Exercise objective: Continue the text below on tax-filing mistakes seen at VITA, starting after its last sentence.

Given text:
They’re not paying accountants so they’re also more likely to make a mistake self-preparing.
At VITA I had a gal come to me because she’d filed with TurboTax but TT neglected to calculate the self-employment tax on her self employment income. So her refund was considerably lower than TT had calculated, and the IRS had (quite reasonably) rejected her erroneous TurboTax return. So we fixed it and she was disappointed to have a lower refund but I was like “yeah, but you’re actually going to get this one!”
I was pretty shocked at TurboTax’s error, to be honest. I saw how she’d answered all of their questions and the income was clearly subject to the SE tax and none of her answers should have indicated she was somehow exempt from it.
Poorer folks are also more likely to gamble (my record is 407 W2Gs on one tax return… I think 403 of them from slots) and have unemployment income or jury duty pay that they didn’t realize was taxable.
Correct… there are certain things they are going to 100% catch every time.

Extracted entries:

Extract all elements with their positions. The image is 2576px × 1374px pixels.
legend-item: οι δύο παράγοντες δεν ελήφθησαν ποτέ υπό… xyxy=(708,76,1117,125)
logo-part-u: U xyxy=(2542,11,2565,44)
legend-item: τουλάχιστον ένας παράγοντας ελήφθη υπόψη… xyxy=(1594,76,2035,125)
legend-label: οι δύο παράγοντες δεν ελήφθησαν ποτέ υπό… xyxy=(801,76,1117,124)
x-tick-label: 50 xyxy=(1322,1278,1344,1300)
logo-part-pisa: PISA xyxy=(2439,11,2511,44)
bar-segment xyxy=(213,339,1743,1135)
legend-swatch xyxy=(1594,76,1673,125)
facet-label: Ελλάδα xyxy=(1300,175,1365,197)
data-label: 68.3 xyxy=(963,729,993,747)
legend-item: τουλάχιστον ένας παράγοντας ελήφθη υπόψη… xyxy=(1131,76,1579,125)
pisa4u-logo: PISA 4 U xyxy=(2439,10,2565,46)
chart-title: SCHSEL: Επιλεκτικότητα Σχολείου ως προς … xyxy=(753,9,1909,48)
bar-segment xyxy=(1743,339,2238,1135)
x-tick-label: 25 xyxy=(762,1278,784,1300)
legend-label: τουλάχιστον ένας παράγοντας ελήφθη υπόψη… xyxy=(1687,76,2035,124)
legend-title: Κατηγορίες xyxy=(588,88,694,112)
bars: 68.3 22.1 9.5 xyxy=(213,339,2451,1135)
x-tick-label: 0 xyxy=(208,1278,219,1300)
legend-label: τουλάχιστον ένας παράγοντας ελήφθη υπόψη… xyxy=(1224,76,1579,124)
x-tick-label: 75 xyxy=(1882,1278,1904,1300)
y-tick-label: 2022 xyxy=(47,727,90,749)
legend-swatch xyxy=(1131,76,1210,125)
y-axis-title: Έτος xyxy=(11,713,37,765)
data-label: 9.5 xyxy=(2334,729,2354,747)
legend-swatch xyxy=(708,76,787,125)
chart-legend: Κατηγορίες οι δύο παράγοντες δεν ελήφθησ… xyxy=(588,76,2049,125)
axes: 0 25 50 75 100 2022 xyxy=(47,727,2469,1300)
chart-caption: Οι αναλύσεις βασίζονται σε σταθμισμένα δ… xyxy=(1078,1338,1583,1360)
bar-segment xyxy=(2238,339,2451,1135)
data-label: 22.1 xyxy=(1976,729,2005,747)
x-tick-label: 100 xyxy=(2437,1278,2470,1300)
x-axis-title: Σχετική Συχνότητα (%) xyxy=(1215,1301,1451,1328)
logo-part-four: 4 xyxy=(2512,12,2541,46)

Written answer:
Miss a W-2 or 1099? Two people claim the same dependent? Make an error in your calculation of the EITC?
That is going to get automatically flagged 100.0000% of the time with no human intervention whatsoever.
If you claim more charitable deductions than you actually donated, or invent some bogus business deductions or say that your HSA or 529 withdrawal was for valid expenses when it wasn’t or dishonestly inflate the basis of the investment that you sold… that’s not something their software is going to flag and catch. That requires human intervention.
So if you look at a count of returns flagged I’m sure it skews towards low income. But if you look at labor hours devoted specifically to fraud, I’m sure it’s a very different picture.
EITC, Savers Credit, Dependent Care credit are all pretty popular. It would be a pretty fundamental shift to allow more than one parent to claim a kid, or have the kid not affect the tax return. If we’re going to have the safety nets of Social Security & Medicare then small business income should almost certainly be a part of it.
The one thing I will say is that the IRS should make it easy for a form to populate with everything they do know about you. All your W2s & 1099s for sure, although in the case of some you’d have to have the option to redirect it.
A 1099 or W2G might or might not belong on a Schedule C.
But you could at least figure out if you’re missing anything before you file. It sounds like Canada has that already. We should try to do likewise.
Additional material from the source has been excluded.